[AIM]
Reproduce everything from the start of the records down to the line containing "candle-body [121, 308, 125, 313]", including that line, without changing a character.

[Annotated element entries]
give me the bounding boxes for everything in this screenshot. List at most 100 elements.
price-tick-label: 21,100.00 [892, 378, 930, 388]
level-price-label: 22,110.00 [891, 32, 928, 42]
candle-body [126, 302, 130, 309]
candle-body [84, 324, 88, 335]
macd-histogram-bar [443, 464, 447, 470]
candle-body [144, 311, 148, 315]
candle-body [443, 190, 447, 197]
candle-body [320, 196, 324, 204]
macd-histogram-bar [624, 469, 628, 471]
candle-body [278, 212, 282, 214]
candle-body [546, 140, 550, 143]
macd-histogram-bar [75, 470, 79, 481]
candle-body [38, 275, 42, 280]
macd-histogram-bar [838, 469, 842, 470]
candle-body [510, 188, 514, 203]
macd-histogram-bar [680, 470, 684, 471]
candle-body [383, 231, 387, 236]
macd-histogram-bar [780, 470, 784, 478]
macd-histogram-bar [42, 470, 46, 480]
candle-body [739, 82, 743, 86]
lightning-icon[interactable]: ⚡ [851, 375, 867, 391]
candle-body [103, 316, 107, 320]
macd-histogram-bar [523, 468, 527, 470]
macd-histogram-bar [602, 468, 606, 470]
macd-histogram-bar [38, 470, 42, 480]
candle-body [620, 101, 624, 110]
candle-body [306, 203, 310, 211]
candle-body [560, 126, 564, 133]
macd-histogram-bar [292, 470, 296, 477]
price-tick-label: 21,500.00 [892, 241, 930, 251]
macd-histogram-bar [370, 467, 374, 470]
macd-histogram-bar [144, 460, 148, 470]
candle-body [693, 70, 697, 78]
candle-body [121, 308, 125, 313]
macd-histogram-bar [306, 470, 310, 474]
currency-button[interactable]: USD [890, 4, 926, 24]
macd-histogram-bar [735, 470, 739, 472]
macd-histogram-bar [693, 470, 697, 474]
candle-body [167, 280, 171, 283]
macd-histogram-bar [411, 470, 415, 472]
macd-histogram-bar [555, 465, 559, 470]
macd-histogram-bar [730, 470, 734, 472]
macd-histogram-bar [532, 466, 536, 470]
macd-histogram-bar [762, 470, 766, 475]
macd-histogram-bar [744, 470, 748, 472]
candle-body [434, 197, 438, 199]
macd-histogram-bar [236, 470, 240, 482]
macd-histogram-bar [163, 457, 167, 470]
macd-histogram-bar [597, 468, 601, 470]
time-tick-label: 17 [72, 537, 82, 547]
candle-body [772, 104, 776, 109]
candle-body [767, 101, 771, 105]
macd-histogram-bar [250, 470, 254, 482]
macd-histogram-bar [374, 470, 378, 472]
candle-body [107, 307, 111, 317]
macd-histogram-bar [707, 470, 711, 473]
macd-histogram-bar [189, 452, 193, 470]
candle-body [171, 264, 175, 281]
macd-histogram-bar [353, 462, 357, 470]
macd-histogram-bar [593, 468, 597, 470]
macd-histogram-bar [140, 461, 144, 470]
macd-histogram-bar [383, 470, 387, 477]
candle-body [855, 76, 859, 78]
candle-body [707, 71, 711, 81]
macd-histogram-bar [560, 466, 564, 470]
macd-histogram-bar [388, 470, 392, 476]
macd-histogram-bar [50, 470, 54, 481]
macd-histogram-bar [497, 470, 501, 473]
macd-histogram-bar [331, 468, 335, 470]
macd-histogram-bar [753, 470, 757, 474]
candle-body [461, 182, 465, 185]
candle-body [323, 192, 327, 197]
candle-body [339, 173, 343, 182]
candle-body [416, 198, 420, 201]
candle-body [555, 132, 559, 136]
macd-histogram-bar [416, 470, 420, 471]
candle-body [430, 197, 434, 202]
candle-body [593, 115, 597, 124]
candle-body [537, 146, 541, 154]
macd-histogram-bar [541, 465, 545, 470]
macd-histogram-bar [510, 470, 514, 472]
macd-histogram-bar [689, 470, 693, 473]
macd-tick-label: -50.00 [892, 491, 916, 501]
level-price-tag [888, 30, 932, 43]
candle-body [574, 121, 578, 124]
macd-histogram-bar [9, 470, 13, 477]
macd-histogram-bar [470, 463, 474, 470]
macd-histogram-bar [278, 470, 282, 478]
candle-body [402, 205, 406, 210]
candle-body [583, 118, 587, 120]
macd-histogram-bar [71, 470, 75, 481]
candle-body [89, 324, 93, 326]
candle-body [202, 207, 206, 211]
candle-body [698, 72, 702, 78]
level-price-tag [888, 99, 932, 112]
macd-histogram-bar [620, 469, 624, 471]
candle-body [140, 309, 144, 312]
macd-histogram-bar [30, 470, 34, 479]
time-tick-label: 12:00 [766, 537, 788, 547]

[THE RESPONSE]
give me the bounding boxes for everything in this screenshot. List at most 100 elements.
price-tick-label: 21,100.00 [892, 378, 930, 388]
level-price-label: 22,110.00 [891, 32, 928, 42]
candle-body [126, 302, 130, 309]
candle-body [84, 324, 88, 335]
macd-histogram-bar [443, 464, 447, 470]
candle-body [144, 311, 148, 315]
candle-body [443, 190, 447, 197]
candle-body [320, 196, 324, 204]
macd-histogram-bar [624, 469, 628, 471]
candle-body [278, 212, 282, 214]
candle-body [546, 140, 550, 143]
macd-histogram-bar [75, 470, 79, 481]
candle-body [38, 275, 42, 280]
macd-histogram-bar [838, 469, 842, 470]
candle-body [510, 188, 514, 203]
macd-histogram-bar [680, 470, 684, 471]
candle-body [383, 231, 387, 236]
macd-histogram-bar [780, 470, 784, 478]
macd-histogram-bar [42, 470, 46, 480]
candle-body [739, 82, 743, 86]
lightning-icon[interactable]: ⚡ [851, 375, 867, 391]
candle-body [103, 316, 107, 320]
macd-histogram-bar [523, 468, 527, 470]
macd-histogram-bar [602, 468, 606, 470]
macd-histogram-bar [38, 470, 42, 480]
candle-body [620, 101, 624, 110]
candle-body [306, 203, 310, 211]
candle-body [560, 126, 564, 133]
macd-histogram-bar [292, 470, 296, 477]
price-tick-label: 21,500.00 [892, 241, 930, 251]
macd-histogram-bar [370, 467, 374, 470]
macd-histogram-bar [144, 460, 148, 470]
candle-body [693, 70, 697, 78]
candle-body [121, 308, 125, 313]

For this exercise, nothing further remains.